══ Exercise materials

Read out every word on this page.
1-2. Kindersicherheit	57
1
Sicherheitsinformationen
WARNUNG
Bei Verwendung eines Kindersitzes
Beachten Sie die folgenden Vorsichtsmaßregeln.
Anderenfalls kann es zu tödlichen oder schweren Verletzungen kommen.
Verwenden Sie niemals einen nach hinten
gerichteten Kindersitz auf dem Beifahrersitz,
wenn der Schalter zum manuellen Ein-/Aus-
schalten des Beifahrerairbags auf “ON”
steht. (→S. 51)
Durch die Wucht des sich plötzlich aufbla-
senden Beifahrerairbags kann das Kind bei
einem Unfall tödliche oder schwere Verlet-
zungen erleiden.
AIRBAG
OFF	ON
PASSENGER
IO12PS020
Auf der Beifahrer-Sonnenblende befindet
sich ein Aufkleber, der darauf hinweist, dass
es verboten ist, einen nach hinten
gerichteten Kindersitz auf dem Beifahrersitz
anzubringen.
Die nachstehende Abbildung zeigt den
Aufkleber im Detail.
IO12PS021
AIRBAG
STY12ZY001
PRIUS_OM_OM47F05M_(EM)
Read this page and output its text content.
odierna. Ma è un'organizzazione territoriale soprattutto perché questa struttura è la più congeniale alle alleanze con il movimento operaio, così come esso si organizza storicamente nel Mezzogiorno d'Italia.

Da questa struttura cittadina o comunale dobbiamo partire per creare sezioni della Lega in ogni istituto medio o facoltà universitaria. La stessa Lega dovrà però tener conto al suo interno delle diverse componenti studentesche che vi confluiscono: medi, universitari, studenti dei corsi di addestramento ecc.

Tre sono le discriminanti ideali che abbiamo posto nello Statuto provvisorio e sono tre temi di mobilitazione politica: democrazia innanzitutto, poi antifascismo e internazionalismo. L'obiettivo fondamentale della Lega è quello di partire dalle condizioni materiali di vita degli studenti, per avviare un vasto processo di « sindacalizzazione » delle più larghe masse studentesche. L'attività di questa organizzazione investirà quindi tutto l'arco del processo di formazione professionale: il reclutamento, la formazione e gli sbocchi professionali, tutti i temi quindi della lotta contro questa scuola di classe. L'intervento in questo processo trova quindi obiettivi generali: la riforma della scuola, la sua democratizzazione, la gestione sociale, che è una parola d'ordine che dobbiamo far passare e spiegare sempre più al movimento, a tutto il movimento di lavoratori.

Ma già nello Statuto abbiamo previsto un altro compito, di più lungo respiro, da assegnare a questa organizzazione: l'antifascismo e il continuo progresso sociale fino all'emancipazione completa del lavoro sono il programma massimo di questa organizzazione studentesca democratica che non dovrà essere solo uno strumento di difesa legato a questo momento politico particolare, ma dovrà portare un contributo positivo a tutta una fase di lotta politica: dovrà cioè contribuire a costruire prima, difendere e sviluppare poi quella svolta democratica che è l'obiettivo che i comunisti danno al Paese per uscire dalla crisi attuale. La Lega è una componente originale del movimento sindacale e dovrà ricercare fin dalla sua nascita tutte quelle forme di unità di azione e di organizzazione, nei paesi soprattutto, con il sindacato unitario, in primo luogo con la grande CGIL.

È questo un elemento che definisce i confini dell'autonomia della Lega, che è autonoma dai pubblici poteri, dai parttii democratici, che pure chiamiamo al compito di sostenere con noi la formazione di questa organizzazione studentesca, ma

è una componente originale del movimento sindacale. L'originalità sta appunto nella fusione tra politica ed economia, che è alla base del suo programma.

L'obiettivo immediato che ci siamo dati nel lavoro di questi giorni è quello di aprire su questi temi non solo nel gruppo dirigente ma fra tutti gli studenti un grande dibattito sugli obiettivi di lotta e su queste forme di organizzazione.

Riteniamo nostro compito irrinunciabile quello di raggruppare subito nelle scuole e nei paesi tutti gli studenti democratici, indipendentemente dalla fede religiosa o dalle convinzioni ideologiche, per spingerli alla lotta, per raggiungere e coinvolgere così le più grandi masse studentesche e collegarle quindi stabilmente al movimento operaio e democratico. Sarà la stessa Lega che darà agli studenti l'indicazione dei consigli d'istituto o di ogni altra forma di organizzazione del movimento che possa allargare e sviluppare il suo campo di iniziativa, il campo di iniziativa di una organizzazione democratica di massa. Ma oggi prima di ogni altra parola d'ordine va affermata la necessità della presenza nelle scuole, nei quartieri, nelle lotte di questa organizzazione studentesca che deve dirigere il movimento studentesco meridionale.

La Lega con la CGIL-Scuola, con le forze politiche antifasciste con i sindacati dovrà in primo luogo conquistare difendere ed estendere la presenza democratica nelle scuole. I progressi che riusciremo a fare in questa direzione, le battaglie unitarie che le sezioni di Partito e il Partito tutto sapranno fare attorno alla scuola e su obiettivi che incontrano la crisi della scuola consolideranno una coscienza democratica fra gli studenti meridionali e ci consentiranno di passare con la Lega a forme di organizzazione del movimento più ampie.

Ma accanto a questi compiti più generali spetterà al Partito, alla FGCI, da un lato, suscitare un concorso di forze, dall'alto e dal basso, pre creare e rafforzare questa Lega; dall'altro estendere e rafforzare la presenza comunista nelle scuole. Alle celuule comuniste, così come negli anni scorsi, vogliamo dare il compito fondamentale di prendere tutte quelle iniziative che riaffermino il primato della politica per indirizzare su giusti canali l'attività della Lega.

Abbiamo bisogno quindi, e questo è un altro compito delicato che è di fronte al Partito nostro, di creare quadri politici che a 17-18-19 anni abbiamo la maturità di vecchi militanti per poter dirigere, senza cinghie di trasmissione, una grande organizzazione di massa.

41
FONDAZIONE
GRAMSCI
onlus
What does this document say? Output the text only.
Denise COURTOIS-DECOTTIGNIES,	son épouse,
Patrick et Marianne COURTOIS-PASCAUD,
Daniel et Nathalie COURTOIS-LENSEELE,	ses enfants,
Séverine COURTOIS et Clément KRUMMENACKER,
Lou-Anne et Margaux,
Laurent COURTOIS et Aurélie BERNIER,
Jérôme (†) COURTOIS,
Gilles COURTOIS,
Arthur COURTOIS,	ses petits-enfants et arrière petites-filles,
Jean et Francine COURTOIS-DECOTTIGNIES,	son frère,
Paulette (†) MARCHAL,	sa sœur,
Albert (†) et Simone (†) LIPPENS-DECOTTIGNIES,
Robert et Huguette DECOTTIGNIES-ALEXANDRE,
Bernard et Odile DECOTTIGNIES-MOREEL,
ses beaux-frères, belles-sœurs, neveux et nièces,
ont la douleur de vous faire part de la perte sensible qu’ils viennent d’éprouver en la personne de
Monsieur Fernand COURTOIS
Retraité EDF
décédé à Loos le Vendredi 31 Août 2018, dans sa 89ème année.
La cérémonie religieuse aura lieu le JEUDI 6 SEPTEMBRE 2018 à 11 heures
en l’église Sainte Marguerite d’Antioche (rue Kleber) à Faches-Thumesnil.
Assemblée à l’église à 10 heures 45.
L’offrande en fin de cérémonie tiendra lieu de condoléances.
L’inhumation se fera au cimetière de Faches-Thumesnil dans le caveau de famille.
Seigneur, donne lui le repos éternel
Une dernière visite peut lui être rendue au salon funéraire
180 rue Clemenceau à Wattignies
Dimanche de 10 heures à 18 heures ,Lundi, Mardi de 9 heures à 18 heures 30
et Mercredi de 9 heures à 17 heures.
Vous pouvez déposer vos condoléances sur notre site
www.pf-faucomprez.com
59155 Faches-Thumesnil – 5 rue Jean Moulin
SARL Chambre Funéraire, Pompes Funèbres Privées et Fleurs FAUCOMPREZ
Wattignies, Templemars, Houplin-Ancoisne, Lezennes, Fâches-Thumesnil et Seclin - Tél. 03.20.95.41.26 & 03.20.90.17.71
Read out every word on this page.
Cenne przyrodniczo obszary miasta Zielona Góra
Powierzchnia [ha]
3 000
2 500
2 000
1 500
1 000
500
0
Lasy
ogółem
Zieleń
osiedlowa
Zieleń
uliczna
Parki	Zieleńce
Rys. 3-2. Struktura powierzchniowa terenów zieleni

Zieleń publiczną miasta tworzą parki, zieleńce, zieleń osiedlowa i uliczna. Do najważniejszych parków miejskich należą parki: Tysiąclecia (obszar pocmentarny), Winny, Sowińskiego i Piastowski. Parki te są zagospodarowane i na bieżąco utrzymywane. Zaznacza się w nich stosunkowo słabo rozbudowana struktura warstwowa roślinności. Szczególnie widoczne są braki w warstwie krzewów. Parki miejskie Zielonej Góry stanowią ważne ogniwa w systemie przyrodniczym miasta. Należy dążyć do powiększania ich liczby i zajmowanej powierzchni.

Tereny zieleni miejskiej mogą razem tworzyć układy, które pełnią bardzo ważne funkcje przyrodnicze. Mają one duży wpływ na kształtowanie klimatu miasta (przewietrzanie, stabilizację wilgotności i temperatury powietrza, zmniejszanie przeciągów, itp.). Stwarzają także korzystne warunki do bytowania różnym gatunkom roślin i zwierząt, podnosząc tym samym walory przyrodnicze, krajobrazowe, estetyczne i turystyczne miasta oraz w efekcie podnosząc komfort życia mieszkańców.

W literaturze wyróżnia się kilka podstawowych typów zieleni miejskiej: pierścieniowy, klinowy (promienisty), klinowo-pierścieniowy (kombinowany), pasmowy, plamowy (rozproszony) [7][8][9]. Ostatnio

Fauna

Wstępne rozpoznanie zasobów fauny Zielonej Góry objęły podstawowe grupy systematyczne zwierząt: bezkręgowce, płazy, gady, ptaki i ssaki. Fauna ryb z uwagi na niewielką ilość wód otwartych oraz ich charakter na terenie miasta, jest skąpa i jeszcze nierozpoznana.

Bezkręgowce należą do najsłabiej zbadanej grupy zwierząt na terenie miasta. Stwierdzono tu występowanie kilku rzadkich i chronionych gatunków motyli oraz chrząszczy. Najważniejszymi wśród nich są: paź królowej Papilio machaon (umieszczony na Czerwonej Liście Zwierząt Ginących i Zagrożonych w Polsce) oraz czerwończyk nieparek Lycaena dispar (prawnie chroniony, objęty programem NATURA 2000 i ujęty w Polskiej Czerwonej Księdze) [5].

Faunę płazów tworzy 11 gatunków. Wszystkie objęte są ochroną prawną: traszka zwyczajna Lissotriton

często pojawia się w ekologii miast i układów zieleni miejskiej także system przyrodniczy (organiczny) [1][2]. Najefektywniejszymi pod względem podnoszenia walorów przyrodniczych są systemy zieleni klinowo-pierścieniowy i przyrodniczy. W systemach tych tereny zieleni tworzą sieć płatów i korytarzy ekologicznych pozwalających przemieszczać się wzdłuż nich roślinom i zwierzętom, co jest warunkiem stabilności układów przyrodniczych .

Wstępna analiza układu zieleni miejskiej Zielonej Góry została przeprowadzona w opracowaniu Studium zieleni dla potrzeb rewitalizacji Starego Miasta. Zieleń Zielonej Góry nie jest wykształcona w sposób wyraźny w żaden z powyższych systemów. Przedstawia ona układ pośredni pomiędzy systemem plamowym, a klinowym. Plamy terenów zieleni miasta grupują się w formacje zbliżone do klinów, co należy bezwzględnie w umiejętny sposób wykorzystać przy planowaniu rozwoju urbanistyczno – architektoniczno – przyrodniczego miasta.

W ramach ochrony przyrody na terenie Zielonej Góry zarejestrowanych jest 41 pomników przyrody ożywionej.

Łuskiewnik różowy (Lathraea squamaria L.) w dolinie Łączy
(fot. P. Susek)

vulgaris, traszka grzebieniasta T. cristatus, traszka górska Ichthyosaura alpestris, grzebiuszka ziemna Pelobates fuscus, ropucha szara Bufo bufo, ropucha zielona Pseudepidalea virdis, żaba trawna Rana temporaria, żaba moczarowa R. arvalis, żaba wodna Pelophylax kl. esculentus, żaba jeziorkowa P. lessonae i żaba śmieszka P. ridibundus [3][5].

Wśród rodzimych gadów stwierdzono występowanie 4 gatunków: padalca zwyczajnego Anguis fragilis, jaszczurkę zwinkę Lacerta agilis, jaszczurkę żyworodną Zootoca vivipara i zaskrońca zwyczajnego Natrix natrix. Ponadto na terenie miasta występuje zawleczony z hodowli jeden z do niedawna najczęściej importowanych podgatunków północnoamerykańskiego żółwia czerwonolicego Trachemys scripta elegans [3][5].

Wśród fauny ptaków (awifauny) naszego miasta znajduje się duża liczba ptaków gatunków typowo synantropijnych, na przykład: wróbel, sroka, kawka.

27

════

The request
Say how many lines in the records hold "text", with the number as the whole reply.

Result of this exercise
2